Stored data
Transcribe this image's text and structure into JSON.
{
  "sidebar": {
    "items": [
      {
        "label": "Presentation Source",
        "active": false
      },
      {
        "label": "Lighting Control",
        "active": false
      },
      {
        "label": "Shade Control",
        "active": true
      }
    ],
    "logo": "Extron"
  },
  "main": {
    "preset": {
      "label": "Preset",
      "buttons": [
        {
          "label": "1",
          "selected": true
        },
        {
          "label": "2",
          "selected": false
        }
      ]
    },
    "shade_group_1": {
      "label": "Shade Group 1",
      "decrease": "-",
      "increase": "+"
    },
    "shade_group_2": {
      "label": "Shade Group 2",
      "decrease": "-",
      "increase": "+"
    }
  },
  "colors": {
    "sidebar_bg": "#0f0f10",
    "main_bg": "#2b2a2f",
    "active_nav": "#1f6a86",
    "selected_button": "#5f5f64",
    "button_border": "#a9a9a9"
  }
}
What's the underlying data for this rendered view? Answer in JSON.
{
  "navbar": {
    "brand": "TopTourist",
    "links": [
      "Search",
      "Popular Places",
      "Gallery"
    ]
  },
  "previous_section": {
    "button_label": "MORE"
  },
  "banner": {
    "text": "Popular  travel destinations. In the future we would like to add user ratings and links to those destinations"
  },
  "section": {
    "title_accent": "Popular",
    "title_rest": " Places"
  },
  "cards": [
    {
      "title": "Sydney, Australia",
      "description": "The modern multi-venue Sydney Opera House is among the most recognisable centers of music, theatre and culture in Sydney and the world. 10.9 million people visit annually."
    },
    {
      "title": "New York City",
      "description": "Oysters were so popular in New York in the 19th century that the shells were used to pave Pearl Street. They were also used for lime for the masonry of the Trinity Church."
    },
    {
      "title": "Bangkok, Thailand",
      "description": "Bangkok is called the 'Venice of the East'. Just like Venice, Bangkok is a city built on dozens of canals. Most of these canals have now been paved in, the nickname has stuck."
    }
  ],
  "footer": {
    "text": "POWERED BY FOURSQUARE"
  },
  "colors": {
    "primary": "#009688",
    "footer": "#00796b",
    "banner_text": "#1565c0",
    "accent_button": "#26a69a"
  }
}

# BRIEF:
Reproduce the listing above word for word.

# SOLUTION BELOW:
Transcribe this image's text and structure into JSON.
{
  "sidebar": {
    "items": [
      {
        "label": "Presentation Source",
        "active": false
      },
      {
        "label": "Lighting Control",
        "active": false
      },
      {
        "label": "Shade Control",
        "active": true
      }
    ],
    "logo": "Extron"
  },
  "main": {
    "preset": {
      "label": "Preset",
      "buttons": [
        {
          "label": "1",
          "selected": true
        },
        {
          "label": "2",
          "selected": false
        }
      ]
    },
    "shade_group_1": {
      "label": "Shade Group 1",
      "decrease": "-",
      "increase": "+"
    },
    "shade_group_2": {
      "label": "Shade Group 2",
      "decrease": "-",
      "increase": "+"
    }
  },
  "colors": {
    "sidebar_bg": "#0f0f10",
    "main_bg": "#2b2a2f",
    "active_nav": "#1f6a86",
    "selected_button": "#5f5f64",
    "button_border": "#a9a9a9"
  }
}
What's the underlying data for this rendered view? Answer in JSON.
{
  "navbar": {
    "brand": "TopTourist",
    "links": [
      "Search",
      "Popular Places",
      "Gallery"
    ]
  },
  "previous_section": {
    "button_label": "MORE"
  },
  "banner": {
    "text": "Popular  travel destinations. In the future we would like to add user ratings and links to those destinations"
  },
  "section": {
    "title_accent": "Popular",
    "title_rest": " Places"
  },
  "cards": [
    {
      "title": "Sydney, Australia",
      "description": "The modern multi-venue Sydney Opera House is among the most recognisable centers of music, theatre and culture in Sydney and the world. 10.9 million people visit annually."
    },
    {
      "title": "New York City",
      "description": "Oysters were so popular in New York in the 19th century that the shells were used to pave Pearl Street. They were also used for lime for the masonry of the Trinity Church."
    },
    {
      "title": "Bangkok, Thailand",
      "description": "Bangkok is called the 'Venice of the East'. Just like Venice, Bangkok is a city built on dozens of canals. Most of these canals have now been paved in, the nickname has stuck."
    }
  ],
  "footer": {
    "text": "POWERED BY FOURSQUARE"
  },
  "colors": {
    "primary": "#009688",
    "footer": "#00796b",
    "banner_text": "#1565c0",
    "accent_button": "#26a69a"
  }
}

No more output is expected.